-------- Extracted entries --------

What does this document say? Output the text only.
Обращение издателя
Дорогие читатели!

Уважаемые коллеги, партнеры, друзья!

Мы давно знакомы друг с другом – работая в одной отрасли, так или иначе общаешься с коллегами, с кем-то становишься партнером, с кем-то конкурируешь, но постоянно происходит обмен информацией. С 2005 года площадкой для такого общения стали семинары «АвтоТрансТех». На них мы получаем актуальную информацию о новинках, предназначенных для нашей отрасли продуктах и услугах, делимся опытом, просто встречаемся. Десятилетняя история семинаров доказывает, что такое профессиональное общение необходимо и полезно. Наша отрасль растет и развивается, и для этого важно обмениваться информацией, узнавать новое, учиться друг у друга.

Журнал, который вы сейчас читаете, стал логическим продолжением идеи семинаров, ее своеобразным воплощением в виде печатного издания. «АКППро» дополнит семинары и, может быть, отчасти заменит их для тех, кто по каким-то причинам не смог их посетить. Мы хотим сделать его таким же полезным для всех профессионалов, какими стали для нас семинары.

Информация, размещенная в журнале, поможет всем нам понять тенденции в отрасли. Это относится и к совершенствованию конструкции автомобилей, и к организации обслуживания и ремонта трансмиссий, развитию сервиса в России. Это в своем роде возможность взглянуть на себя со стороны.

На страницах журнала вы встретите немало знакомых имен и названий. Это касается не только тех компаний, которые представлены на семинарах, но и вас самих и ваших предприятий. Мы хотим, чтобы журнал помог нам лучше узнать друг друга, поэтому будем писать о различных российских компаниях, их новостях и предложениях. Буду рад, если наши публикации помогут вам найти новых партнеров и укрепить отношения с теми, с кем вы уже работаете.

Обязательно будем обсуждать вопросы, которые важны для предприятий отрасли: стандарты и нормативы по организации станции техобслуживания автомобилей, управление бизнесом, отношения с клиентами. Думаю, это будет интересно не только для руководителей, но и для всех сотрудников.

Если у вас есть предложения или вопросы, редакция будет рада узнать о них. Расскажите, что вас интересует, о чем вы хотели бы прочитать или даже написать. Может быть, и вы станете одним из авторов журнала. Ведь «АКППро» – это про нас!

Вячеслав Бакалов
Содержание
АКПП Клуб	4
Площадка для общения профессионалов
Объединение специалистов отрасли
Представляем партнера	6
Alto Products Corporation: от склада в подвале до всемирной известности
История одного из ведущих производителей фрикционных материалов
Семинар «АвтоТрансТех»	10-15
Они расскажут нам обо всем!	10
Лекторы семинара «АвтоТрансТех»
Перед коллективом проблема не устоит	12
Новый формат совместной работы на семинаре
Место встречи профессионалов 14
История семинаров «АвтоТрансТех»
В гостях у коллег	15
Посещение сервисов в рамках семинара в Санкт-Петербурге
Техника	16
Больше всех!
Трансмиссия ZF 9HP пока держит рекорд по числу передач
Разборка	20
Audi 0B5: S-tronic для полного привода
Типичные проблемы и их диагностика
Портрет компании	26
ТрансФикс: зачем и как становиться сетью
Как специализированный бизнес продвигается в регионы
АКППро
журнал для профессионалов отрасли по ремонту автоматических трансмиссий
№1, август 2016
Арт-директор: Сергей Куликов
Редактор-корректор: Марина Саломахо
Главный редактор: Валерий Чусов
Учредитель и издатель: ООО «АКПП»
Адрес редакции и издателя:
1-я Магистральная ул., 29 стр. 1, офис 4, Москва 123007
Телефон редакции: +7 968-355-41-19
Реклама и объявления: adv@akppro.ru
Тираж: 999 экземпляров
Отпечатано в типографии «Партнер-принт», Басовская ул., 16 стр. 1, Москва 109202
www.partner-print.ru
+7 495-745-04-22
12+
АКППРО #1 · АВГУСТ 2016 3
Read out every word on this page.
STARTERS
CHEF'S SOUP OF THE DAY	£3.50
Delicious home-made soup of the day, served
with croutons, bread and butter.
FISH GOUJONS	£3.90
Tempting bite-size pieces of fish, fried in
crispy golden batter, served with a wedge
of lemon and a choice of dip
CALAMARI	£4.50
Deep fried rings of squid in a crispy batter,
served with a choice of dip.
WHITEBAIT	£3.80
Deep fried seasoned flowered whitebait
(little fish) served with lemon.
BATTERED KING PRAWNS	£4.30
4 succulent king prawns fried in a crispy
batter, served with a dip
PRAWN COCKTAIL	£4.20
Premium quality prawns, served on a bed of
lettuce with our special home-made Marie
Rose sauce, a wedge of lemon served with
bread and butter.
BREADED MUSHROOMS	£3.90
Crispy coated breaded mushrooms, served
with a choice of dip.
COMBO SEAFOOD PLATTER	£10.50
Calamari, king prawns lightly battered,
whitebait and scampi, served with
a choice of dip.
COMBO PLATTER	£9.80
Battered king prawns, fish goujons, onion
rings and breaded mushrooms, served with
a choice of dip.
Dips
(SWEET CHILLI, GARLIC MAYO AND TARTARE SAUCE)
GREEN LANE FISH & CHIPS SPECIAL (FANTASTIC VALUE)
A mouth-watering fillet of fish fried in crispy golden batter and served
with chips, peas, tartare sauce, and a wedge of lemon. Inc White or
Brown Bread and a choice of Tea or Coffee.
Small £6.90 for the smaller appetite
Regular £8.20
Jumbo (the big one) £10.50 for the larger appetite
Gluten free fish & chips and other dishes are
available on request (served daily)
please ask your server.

--------

**Task to complete**
Please reproduce each line exactly as written.

**Solution to this problem**
What does this document say? Output the text only.
Обращение издателя
Дорогие читатели!

Уважаемые коллеги, партнеры, друзья!

Мы давно знакомы друг с другом – работая в одной отрасли, так или иначе общаешься с коллегами, с кем-то становишься партнером, с кем-то конкурируешь, но постоянно происходит обмен информацией. С 2005 года площадкой для такого общения стали семинары «АвтоТрансТех». На них мы получаем актуальную информацию о новинках, предназначенных для нашей отрасли продуктах и услугах, делимся опытом, просто встречаемся. Десятилетняя история семинаров доказывает, что такое профессиональное общение необходимо и полезно. Наша отрасль растет и развивается, и для этого важно обмениваться информацией, узнавать новое, учиться друг у друга.

Журнал, который вы сейчас читаете, стал логическим продолжением идеи семинаров, ее своеобразным воплощением в виде печатного издания. «АКППро» дополнит семинары и, может быть, отчасти заменит их для тех, кто по каким-то причинам не смог их посетить. Мы хотим сделать его таким же полезным для всех профессионалов, какими стали для нас семинары.

Информация, размещенная в журнале, поможет всем нам понять тенденции в отрасли. Это относится и к совершенствованию конструкции автомобилей, и к организации обслуживания и ремонта трансмиссий, развитию сервиса в России. Это в своем роде возможность взглянуть на себя со стороны.

На страницах журнала вы встретите немало знакомых имен и названий. Это касается не только тех компаний, которые представлены на семинарах, но и вас самих и ваших предприятий. Мы хотим, чтобы журнал помог нам лучше узнать друг друга, поэтому будем писать о различных российских компаниях, их новостях и предложениях. Буду рад, если наши публикации помогут вам найти новых партнеров и укрепить отношения с теми, с кем вы уже работаете.

Обязательно будем обсуждать вопросы, которые важны для предприятий отрасли: стандарты и нормативы по организации станции техобслуживания автомобилей, управление бизнесом, отношения с клиентами. Думаю, это будет интересно не только для руководителей, но и для всех сотрудников.

Если у вас есть предложения или вопросы, редакция будет рада узнать о них. Расскажите, что вас интересует, о чем вы хотели бы прочитать или даже написать. Может быть, и вы станете одним из авторов журнала. Ведь «АКППро» – это про нас!

Вячеслав Бакалов
Содержание
АКПП Клуб	4
Площадка для общения профессионалов
Объединение специалистов отрасли
Представляем партнера	6
Alto Products Corporation: от склада в подвале до всемирной известности
История одного из ведущих производителей фрикционных материалов
Семинар «АвтоТрансТех»	10-15
Они расскажут нам обо всем!	10
Лекторы семинара «АвтоТрансТех»
Перед коллективом проблема не устоит	12
Новый формат совместной работы на семинаре
Место встречи профессионалов 14
История семинаров «АвтоТрансТех»
В гостях у коллег	15
Посещение сервисов в рамках семинара в Санкт-Петербурге
Техника	16
Больше всех!
Трансмиссия ZF 9HP пока держит рекорд по числу передач
Разборка	20
Audi 0B5: S-tronic для полного привода
Типичные проблемы и их диагностика
Портрет компании	26
ТрансФикс: зачем и как становиться сетью
Как специализированный бизнес продвигается в регионы
АКППро
журнал для профессионалов отрасли по ремонту автоматических трансмиссий
№1, август 2016
Арт-директор: Сергей Куликов
Редактор-корректор: Марина Саломахо
Главный редактор: Валерий Чусов
Учредитель и издатель: ООО «АКПП»
Адрес редакции и издателя:
1-я Магистральная ул., 29 стр. 1, офис 4, Москва 123007
Телефон редакции: +7 968-355-41-19
Реклама и объявления: adv@akppro.ru
Тираж: 999 экземпляров
Отпечатано в типографии «Партнер-принт», Басовская ул., 16 стр. 1, Москва 109202
www.partner-print.ru
+7 495-745-04-22
12+
АКППРО #1 · АВГУСТ 2016 3
Read out every word on this page.
STARTERS
CHEF'S SOUP OF THE DAY	£3.50
Delicious home-made soup of the day, served
with croutons, bread and butter.
FISH GOUJONS	£3.90
Tempting bite-size pieces of fish, fried in
crispy golden batter, served with a wedge
of lemon and a choice of dip
CALAMARI	£4.50
Deep fried rings of squid in a crispy batter,
served with a choice of dip.
WHITEBAIT	£3.80
Deep fried seasoned flowered whitebait
(little fish) served with lemon.
BATTERED KING PRAWNS	£4.30
4 succulent king prawns fried in a crispy
batter, served with a dip
PRAWN COCKTAIL	£4.20
Premium quality prawns, served on a bed of
lettuce with our special home-made Marie
Rose sauce, a wedge of lemon served with
bread and butter.
BREADED MUSHROOMS	£3.90
Crispy coated breaded mushrooms, served
with a choice of dip.
COMBO SEAFOOD PLATTER	£10.50
Calamari, king prawns lightly battered,
whitebait and scampi, served with
a choice of dip.
COMBO PLATTER	£9.80
Battered king prawns, fish goujons, onion
rings and breaded mushrooms, served with
a choice of dip.
Dips
(SWEET CHILLI, GARLIC MAYO AND TARTARE SAUCE)
GREEN LANE FISH & CHIPS SPECIAL (FANTASTIC VALUE)
A mouth-watering fillet of fish fried in crispy golden batter and served
with chips, peas, tartare sauce, and a wedge of lemon. Inc White or
Brown Bread and a choice of Tea or Coffee.
Small £6.90 for the smaller appetite
Regular £8.20
Jumbo (the big one) £10.50 for the larger appetite
Gluten free fish & chips and other dishes are
available on request (served daily)
please ask your server.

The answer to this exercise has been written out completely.